+++ MATERIAL FOR THIS TASK +++

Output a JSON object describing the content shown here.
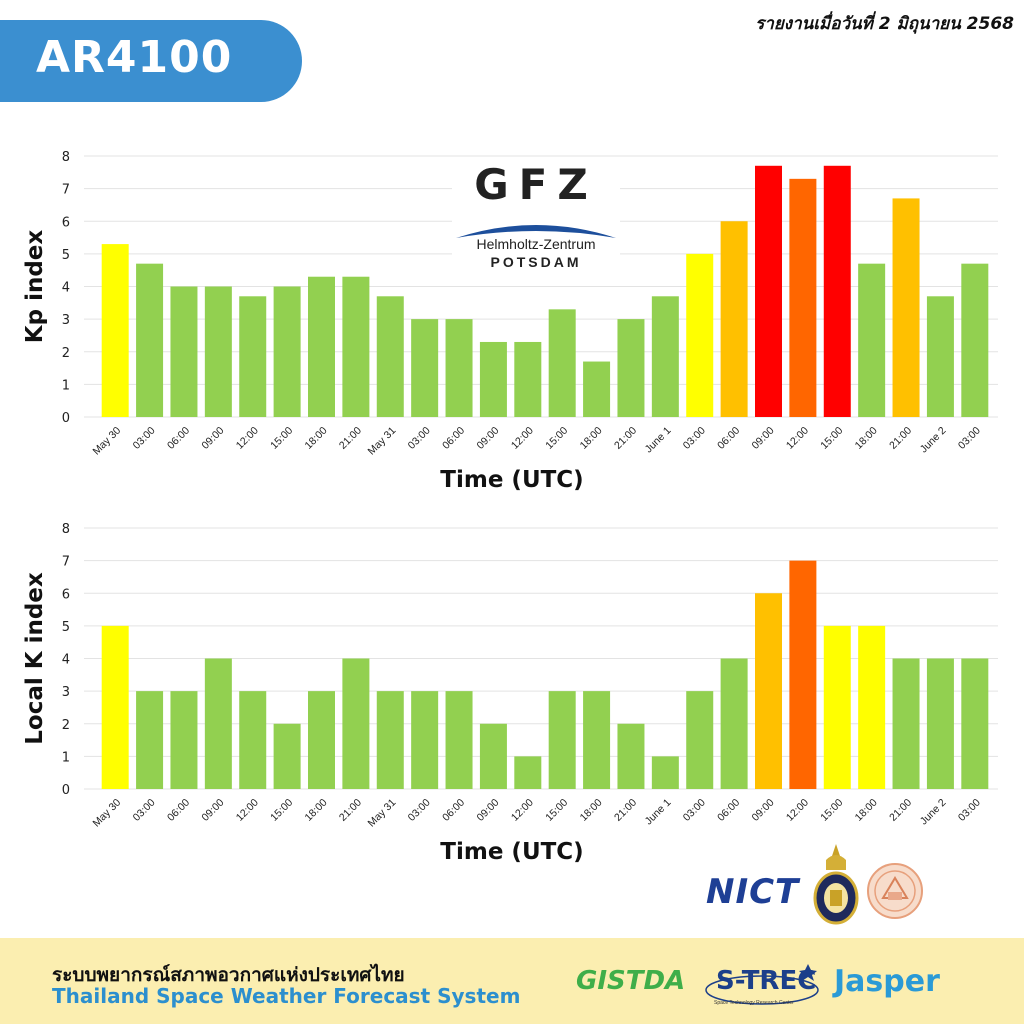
{
  "header": {
    "title": "AR4100",
    "report_date": "รายงานเมื่อวันที่ 2 มิถุนายน 2568"
  },
  "logos": {
    "gfz_letters": "GFZ",
    "gfz_line1": "Helmholtz-Zentrum",
    "gfz_line2": "POTSDAM",
    "nict": "NICT",
    "gistda": "GISTDA",
    "strec": "S-TREC",
    "strec_sub": "Space Technology Research Center",
    "jasper": "Jasper"
  },
  "footer": {
    "thai_text": "ระบบพยากรณ์สภาพอวกาศแห่งประเทศไทย",
    "english_text": "Thailand Space Weather Forecast System"
  },
  "colors": {
    "header_blue": "#3b8fd0",
    "footer_bg": "#fbeeb0",
    "footer_en_text": "#2c8fce",
    "kp_level_green": "#92d050",
    "kp_level_yellow": "#ffff00",
    "kp_level_gold": "#ffc000",
    "kp_level_orange": "#ff6600",
    "kp_level_red": "#ff0000",
    "gridline": "#e3e3e3"
  },
  "chart_data": [
    {
      "type": "bar",
      "title": "",
      "xlabel": "Time (UTC)",
      "ylabel": "Kp index",
      "ylim": [
        0,
        8
      ],
      "yticks": [
        0,
        1,
        2,
        3,
        4,
        5,
        6,
        7,
        8
      ],
      "grid": true,
      "categories": [
        "May 30",
        "03:00",
        "06:00",
        "09:00",
        "12:00",
        "15:00",
        "18:00",
        "21:00",
        "May 31",
        "03:00",
        "06:00",
        "09:00",
        "12:00",
        "15:00",
        "18:00",
        "21:00",
        "June 1",
        "03:00",
        "06:00",
        "09:00",
        "12:00",
        "15:00",
        "18:00",
        "21:00",
        "June 2",
        "03:00"
      ],
      "values": [
        5.3,
        4.7,
        4.0,
        4.0,
        3.7,
        4.0,
        4.3,
        4.3,
        3.7,
        3.0,
        3.0,
        2.3,
        2.3,
        3.3,
        1.7,
        3.0,
        3.7,
        5.0,
        6.0,
        7.7,
        7.3,
        7.7,
        4.7,
        6.7,
        3.7,
        4.7
      ],
      "bar_colors": [
        "#ffff00",
        "#92d050",
        "#92d050",
        "#92d050",
        "#92d050",
        "#92d050",
        "#92d050",
        "#92d050",
        "#92d050",
        "#92d050",
        "#92d050",
        "#92d050",
        "#92d050",
        "#92d050",
        "#92d050",
        "#92d050",
        "#92d050",
        "#ffff00",
        "#ffc000",
        "#ff0000",
        "#ff6600",
        "#ff0000",
        "#92d050",
        "#ffc000",
        "#92d050",
        "#92d050"
      ]
    },
    {
      "type": "bar",
      "title": "",
      "xlabel": "Time (UTC)",
      "ylabel": "Local K index",
      "ylim": [
        0,
        8
      ],
      "yticks": [
        0,
        1,
        2,
        3,
        4,
        5,
        6,
        7,
        8
      ],
      "grid": true,
      "categories": [
        "May 30",
        "03:00",
        "06:00",
        "09:00",
        "12:00",
        "15:00",
        "18:00",
        "21:00",
        "May 31",
        "03:00",
        "06:00",
        "09:00",
        "12:00",
        "15:00",
        "18:00",
        "21:00",
        "June 1",
        "03:00",
        "06:00",
        "09:00",
        "12:00",
        "15:00",
        "18:00",
        "21:00",
        "June 2",
        "03:00"
      ],
      "values": [
        5,
        3,
        3,
        4,
        3,
        2,
        3,
        4,
        3,
        3,
        3,
        2,
        1,
        3,
        3,
        2,
        1,
        3,
        4,
        6,
        7,
        5,
        5,
        4,
        4,
        4
      ],
      "bar_colors": [
        "#ffff00",
        "#92d050",
        "#92d050",
        "#92d050",
        "#92d050",
        "#92d050",
        "#92d050",
        "#92d050",
        "#92d050",
        "#92d050",
        "#92d050",
        "#92d050",
        "#92d050",
        "#92d050",
        "#92d050",
        "#92d050",
        "#92d050",
        "#92d050",
        "#92d050",
        "#ffc000",
        "#ff6600",
        "#ffff00",
        "#ffff00",
        "#92d050",
        "#92d050",
        "#92d050"
      ]
    }
  ]
}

+++

- _AIM OF THE TASK_
All the lines above are to be reproduced exactly, except the pictures.

- _WRITTEN SOLUTION_
Output a JSON object describing the content shown here.
{
  "header": {
    "title": "AR4100",
    "report_date": "รายงานเมื่อวันที่ 2 มิถุนายน 2568"
  },
  "logos": {
    "gfz_letters": "GFZ",
    "gfz_line1": "Helmholtz-Zentrum",
    "gfz_line2": "POTSDAM",
    "nict": "NICT",
    "gistda": "GISTDA",
    "strec": "S-TREC",
    "strec_sub": "Space Technology Research Center",
    "jasper": "Jasper"
  },
  "footer": {
    "thai_text": "ระบบพยากรณ์สภาพอวกาศแห่งประเทศไทย",
    "english_text": "Thailand Space Weather Forecast System"
  },
  "colors": {
    "header_blue": "#3b8fd0",
    "footer_bg": "#fbeeb0",
    "footer_en_text": "#2c8fce",
    "kp_level_green": "#92d050",
    "kp_level_yellow": "#ffff00",
    "kp_level_gold": "#ffc000",
    "kp_level_orange": "#ff6600",
    "kp_level_red": "#ff0000",
    "gridline": "#e3e3e3"
  },
  "chart_data": [
    {
      "type": "bar",
      "title": "",
      "xlabel": "Time (UTC)",
      "ylabel": "Kp index",
      "ylim": [
        0,
        8
      ],
      "yticks": [
        0,
        1,
        2,
        3,
        4,
        5,
        6,
        7,
        8
      ],
      "grid": true,
      "categories": [
        "May 30",
        "03:00",
        "06:00",
        "09:00",
        "12:00",
        "15:00",
        "18:00",
        "21:00",
        "May 31",
        "03:00",
        "06:00",
        "09:00",
        "12:00",
        "15:00",
        "18:00",
        "21:00",
        "June 1",
        "03:00",
        "06:00",
        "09:00",
        "12:00",
        "15:00",
        "18:00",
        "21:00",
        "June 2",
        "03:00"
      ],
      "values": [
        5.3,
        4.7,
        4.0,
        4.0,
        3.7,
        4.0,
        4.3,
        4.3,
        3.7,
        3.0,
        3.0,
        2.3,
        2.3,
        3.3,
        1.7,
        3.0,
        3.7,
        5.0,
        6.0,
        7.7,
        7.3,
        7.7,
        4.7,
        6.7,
        3.7,
        4.7
      ],
      "bar_colors": [
        "#ffff00",
        "#92d050",
        "#92d050",
        "#92d050",
        "#92d050",
        "#92d050",
        "#92d050",
        "#92d050",
        "#92d050",
        "#92d050",
        "#92d050",
        "#92d050",
        "#92d050",
        "#92d050",
        "#92d050",
        "#92d050",
        "#92d050",
        "#ffff00",
        "#ffc000",
        "#ff0000",
        "#ff6600",
        "#ff0000",
        "#92d050",
        "#ffc000",
        "#92d050",
        "#92d050"
      ]
    },
    {
      "type": "bar",
      "title": "",
      "xlabel": "Time (UTC)",
      "ylabel": "Local K index",
      "ylim": [
        0,
        8
      ],
      "yticks": [
        0,
        1,
        2,
        3,
        4,
        5,
        6,
        7,
        8
      ],
      "grid": true,
      "categories": [
        "May 30",
        "03:00",
        "06:00",
        "09:00",
        "12:00",
        "15:00",
        "18:00",
        "21:00",
        "May 31",
        "03:00",
        "06:00",
        "09:00",
        "12:00",
        "15:00",
        "18:00",
        "21:00",
        "June 1",
        "03:00",
        "06:00",
        "09:00",
        "12:00",
        "15:00",
        "18:00",
        "21:00",
        "June 2",
        "03:00"
      ],
      "values": [
        5,
        3,
        3,
        4,
        3,
        2,
        3,
        4,
        3,
        3,
        3,
        2,
        1,
        3,
        3,
        2,
        1,
        3,
        4,
        6,
        7,
        5,
        5,
        4,
        4,
        4
      ],
      "bar_colors": [
        "#ffff00",
        "#92d050",
        "#92d050",
        "#92d050",
        "#92d050",
        "#92d050",
        "#92d050",
        "#92d050",
        "#92d050",
        "#92d050",
        "#92d050",
        "#92d050",
        "#92d050",
        "#92d050",
        "#92d050",
        "#92d050",
        "#92d050",
        "#92d050",
        "#92d050",
        "#ffc000",
        "#ff6600",
        "#ffff00",
        "#ffff00",
        "#92d050",
        "#92d050",
        "#92d050"
      ]
    }
  ]
}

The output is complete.